Records follow. Pull out every line that contains "JSON".

::::::::::

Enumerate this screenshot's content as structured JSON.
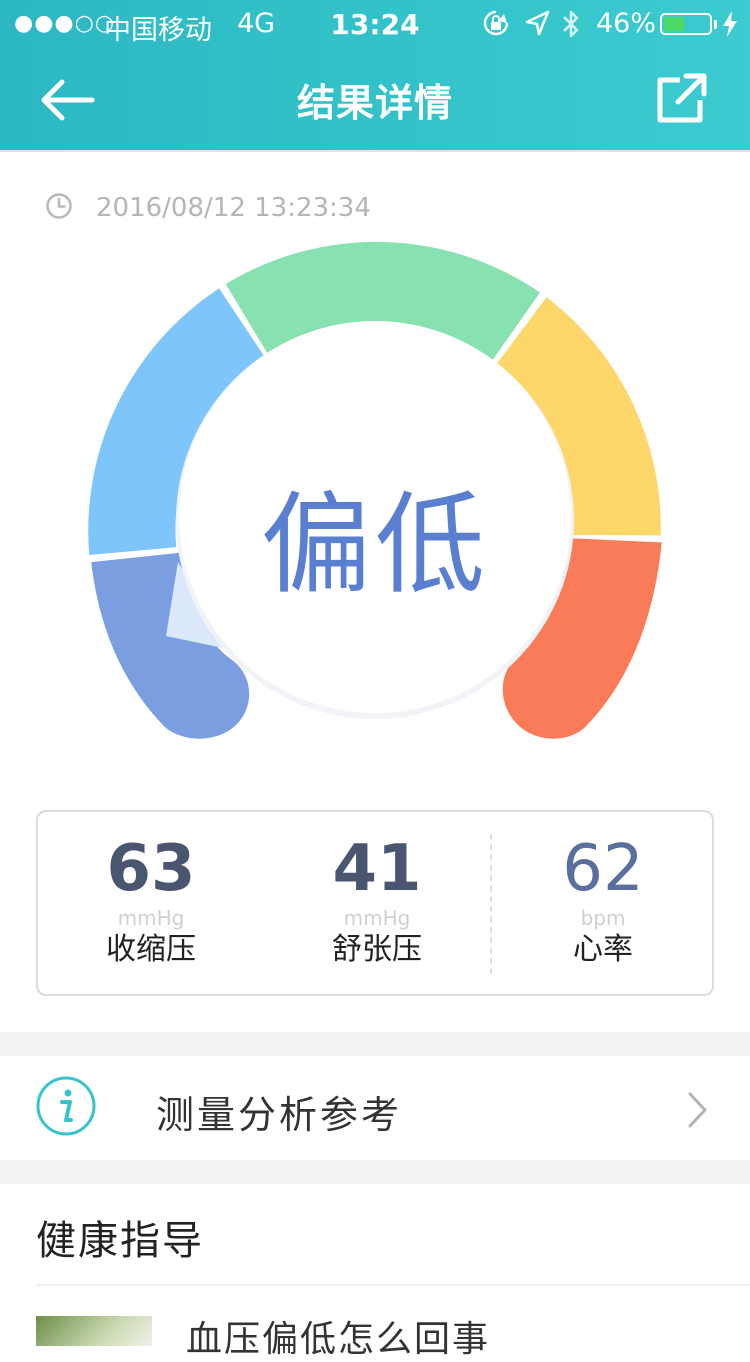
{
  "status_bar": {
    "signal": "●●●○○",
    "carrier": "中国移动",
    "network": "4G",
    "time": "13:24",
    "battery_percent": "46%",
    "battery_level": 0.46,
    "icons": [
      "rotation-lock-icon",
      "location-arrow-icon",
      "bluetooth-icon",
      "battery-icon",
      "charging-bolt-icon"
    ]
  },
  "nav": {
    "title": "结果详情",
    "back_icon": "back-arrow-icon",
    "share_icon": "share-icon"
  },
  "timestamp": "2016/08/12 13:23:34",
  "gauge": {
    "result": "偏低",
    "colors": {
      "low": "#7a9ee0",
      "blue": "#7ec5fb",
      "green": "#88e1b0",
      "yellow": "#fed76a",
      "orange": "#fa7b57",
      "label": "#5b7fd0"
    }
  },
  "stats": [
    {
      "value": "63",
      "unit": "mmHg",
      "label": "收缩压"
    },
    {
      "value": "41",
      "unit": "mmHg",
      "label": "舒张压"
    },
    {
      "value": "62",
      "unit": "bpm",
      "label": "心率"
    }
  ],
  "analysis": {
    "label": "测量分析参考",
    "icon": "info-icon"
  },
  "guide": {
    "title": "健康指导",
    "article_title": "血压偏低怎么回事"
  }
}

::::::::::

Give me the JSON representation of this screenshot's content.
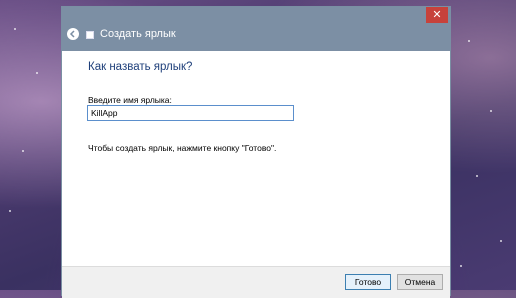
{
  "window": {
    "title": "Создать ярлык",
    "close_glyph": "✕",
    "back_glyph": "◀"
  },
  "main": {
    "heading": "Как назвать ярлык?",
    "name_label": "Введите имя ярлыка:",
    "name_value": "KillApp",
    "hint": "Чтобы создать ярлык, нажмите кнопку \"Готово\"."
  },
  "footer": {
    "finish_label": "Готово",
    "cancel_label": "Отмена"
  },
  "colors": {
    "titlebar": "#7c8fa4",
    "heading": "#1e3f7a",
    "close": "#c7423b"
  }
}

::::::::::

__Answer to the task__
Enumerate this screenshot's content as structured JSON.
Give me the JSON representation of this screenshot's content.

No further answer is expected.